=== PROVIDED RECORDS ===
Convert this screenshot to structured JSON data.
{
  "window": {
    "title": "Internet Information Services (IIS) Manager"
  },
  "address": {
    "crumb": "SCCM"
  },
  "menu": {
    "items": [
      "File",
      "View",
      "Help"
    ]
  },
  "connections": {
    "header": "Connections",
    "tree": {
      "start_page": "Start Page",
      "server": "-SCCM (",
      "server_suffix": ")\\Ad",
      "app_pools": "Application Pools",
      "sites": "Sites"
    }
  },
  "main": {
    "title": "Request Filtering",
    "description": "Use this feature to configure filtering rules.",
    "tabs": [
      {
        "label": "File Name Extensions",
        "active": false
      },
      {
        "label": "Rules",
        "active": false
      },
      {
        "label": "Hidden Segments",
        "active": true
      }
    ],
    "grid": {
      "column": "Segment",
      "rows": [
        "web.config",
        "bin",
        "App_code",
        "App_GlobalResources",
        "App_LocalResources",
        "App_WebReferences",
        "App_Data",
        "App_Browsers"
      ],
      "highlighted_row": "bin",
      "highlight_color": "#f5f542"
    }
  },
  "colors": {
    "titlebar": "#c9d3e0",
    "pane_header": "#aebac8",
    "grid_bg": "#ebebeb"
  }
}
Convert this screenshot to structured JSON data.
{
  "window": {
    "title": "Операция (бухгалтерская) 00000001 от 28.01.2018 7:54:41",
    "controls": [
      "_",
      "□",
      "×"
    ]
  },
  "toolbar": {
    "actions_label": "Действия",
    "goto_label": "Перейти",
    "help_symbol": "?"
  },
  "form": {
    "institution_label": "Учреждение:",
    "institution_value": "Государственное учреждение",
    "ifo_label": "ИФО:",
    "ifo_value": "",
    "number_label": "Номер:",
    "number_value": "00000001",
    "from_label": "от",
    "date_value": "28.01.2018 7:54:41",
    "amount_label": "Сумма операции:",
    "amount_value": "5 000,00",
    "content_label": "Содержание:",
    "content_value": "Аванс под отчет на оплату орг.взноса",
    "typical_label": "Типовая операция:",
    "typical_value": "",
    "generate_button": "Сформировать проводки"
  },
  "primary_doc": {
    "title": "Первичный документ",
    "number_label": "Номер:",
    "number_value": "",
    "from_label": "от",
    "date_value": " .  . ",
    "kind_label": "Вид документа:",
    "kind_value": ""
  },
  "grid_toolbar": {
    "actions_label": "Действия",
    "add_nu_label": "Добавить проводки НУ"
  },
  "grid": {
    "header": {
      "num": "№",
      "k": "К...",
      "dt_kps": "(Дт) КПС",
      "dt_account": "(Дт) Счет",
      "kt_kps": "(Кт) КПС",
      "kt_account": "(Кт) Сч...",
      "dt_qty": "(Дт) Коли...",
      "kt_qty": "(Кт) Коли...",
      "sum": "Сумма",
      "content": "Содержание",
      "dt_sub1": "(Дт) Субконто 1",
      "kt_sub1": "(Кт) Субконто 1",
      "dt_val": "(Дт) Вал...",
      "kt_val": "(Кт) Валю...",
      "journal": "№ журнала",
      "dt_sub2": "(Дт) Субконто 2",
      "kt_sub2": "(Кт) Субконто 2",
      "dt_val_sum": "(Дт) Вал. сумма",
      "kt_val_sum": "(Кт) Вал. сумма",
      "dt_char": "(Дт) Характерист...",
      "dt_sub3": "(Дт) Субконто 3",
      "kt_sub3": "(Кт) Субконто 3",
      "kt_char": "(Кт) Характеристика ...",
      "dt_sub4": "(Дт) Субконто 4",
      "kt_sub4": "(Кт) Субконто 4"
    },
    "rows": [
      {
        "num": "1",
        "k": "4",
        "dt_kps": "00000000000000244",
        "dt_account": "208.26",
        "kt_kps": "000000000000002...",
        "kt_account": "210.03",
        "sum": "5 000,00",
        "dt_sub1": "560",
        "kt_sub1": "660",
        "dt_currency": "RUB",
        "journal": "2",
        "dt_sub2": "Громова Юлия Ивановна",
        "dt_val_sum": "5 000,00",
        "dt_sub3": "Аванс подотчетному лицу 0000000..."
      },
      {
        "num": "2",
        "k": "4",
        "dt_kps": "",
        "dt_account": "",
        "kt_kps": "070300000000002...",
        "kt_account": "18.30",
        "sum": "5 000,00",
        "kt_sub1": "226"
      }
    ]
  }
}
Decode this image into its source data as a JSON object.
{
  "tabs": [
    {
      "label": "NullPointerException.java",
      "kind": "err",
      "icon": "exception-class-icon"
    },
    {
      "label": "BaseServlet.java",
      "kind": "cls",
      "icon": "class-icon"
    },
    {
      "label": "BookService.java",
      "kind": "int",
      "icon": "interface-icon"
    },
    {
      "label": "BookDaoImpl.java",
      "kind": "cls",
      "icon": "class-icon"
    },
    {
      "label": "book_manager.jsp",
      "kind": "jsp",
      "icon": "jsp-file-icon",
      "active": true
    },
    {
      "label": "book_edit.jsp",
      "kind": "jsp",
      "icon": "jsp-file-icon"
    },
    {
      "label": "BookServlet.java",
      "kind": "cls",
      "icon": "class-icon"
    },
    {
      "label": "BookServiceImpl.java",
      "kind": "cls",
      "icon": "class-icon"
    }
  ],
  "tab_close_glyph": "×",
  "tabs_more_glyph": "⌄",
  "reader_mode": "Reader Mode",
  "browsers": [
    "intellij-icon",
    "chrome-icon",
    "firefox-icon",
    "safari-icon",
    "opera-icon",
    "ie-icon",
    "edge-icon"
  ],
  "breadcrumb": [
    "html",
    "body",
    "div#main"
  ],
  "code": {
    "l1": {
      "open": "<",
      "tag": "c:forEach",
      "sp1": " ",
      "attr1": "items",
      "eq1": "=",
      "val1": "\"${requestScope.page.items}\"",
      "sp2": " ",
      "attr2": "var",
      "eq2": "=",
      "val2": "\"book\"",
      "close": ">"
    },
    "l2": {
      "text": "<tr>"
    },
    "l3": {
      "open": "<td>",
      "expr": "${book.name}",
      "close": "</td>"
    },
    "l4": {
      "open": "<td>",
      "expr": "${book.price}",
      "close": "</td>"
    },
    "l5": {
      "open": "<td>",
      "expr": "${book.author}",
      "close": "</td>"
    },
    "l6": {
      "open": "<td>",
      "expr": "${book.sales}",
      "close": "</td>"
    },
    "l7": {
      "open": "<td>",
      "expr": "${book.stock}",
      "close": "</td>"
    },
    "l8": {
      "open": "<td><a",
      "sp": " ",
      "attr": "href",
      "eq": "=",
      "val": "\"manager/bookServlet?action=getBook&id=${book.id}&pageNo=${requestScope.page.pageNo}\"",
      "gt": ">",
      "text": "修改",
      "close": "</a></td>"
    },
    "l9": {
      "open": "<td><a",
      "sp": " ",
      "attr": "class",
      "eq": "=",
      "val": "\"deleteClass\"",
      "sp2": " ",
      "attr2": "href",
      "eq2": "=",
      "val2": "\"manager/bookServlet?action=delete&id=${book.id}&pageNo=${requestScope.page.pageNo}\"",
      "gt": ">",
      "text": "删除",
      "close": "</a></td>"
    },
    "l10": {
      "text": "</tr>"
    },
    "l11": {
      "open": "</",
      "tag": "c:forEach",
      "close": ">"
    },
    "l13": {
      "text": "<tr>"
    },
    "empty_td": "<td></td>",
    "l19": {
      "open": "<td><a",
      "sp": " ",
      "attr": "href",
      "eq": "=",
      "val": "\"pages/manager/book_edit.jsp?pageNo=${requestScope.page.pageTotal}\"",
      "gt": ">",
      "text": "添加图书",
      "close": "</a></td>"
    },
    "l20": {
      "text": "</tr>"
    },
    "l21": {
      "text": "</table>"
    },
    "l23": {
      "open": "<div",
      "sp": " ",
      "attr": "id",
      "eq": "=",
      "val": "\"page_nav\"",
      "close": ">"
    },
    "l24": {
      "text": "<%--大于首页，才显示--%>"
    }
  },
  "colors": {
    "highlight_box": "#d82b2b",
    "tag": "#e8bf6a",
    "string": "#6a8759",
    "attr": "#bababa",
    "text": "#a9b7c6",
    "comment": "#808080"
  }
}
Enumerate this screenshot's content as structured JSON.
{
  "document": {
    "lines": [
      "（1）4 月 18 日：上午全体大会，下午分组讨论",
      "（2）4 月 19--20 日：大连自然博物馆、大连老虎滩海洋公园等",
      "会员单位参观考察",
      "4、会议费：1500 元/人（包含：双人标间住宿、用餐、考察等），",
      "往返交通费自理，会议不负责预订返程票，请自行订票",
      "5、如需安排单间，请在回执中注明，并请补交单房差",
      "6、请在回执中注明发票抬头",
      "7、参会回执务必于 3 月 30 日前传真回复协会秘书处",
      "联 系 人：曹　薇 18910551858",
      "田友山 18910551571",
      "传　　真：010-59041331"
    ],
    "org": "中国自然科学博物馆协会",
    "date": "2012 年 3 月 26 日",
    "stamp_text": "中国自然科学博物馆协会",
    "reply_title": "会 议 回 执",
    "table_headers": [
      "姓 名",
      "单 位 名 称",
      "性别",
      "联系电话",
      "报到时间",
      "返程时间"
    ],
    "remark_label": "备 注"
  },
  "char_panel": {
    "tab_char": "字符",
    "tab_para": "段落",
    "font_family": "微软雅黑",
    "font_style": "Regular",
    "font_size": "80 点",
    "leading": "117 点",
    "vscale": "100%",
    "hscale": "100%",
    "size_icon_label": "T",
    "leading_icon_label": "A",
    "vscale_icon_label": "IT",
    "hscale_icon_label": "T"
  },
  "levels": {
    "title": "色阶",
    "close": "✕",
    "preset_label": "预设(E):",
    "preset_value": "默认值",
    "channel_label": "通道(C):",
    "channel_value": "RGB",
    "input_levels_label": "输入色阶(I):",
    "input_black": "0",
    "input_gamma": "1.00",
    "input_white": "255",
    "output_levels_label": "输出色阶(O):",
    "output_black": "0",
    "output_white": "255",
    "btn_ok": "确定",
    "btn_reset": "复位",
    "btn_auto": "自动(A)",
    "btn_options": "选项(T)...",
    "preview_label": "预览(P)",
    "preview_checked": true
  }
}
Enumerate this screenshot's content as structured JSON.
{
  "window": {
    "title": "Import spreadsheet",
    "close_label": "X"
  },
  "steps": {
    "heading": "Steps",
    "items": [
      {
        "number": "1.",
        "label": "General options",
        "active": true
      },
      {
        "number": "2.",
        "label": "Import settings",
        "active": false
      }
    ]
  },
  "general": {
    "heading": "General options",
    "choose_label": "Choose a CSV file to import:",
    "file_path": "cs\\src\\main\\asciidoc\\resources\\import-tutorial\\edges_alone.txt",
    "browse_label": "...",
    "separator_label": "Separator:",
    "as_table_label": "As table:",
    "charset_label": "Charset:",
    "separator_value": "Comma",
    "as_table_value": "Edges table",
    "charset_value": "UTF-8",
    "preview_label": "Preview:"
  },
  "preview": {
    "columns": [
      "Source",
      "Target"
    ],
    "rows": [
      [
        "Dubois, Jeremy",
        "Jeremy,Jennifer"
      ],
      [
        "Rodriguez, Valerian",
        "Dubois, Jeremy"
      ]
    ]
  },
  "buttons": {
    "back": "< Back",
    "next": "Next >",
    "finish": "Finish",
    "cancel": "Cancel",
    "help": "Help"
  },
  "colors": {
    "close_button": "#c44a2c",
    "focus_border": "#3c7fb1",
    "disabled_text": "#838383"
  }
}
===
Pick out and copy the lines of the material that include the word "проводки".

    "generate_button": "Сформировать проводки"
    "add_nu_label": "Добавить проводки НУ"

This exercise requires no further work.